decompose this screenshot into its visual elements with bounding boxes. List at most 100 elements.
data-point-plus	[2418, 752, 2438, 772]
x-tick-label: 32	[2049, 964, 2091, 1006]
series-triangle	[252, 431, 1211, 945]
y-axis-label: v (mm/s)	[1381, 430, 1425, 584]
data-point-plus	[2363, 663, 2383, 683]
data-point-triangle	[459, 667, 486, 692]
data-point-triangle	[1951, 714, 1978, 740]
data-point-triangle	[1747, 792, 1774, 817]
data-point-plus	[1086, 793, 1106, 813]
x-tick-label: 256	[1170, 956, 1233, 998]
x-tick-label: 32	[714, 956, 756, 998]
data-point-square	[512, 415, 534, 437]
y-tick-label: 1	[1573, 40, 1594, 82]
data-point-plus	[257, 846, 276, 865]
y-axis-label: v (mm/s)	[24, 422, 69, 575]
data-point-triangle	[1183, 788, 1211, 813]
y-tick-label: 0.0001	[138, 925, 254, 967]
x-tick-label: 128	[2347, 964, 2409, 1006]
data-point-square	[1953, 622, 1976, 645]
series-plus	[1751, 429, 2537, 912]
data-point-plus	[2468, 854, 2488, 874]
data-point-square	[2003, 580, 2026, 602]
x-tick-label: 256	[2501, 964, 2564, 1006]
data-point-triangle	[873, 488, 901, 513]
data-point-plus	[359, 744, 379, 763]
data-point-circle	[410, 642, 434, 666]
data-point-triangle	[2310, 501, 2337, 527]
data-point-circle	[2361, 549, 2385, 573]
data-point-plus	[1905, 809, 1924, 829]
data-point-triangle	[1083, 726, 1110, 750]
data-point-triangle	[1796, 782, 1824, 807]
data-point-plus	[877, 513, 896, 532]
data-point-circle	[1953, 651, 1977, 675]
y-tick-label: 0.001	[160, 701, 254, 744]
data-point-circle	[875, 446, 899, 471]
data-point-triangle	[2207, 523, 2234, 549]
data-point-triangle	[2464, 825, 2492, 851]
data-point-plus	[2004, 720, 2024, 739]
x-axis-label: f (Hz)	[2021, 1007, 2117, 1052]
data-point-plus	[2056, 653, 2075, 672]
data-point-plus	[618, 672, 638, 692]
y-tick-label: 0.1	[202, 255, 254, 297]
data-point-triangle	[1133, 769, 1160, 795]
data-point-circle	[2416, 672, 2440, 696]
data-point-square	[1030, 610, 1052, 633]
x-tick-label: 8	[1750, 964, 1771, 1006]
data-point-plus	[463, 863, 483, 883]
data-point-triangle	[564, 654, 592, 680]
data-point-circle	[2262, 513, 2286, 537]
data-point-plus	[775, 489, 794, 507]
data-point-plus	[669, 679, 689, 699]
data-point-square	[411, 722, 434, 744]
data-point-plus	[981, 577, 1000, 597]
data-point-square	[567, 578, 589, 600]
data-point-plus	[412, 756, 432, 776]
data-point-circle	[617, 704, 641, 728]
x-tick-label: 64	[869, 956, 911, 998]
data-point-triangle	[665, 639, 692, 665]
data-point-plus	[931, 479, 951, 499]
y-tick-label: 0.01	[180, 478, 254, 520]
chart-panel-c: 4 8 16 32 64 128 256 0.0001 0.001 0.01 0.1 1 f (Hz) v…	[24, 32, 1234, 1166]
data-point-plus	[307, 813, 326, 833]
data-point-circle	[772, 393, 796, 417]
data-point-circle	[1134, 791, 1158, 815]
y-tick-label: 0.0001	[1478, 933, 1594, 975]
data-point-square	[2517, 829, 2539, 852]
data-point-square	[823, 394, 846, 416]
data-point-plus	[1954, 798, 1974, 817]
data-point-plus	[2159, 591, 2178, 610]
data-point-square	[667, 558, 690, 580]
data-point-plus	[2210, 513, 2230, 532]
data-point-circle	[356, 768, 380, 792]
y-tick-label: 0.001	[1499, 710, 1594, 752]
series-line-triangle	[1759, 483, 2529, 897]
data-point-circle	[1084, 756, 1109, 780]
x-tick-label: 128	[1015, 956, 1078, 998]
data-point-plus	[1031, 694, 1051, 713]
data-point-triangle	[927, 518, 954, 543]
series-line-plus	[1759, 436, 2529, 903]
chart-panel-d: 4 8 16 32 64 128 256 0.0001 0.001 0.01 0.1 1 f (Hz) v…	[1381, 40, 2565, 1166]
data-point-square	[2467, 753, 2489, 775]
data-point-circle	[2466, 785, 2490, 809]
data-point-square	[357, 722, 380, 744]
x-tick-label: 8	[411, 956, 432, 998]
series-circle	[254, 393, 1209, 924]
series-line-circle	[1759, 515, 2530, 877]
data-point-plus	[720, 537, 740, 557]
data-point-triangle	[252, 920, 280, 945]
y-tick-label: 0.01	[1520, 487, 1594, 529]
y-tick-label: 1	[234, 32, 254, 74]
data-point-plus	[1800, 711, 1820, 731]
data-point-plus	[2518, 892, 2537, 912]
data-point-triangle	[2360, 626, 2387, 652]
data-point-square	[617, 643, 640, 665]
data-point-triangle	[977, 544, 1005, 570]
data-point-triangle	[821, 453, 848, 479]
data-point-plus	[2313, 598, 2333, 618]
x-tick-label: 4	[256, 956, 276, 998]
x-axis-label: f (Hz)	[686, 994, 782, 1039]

######

## EXERCISE INSTRUCTIONS
How many lines in the material contain the string "axis"? Reply with the number alone.

## SOLUTION TO THIS PROBLEM
4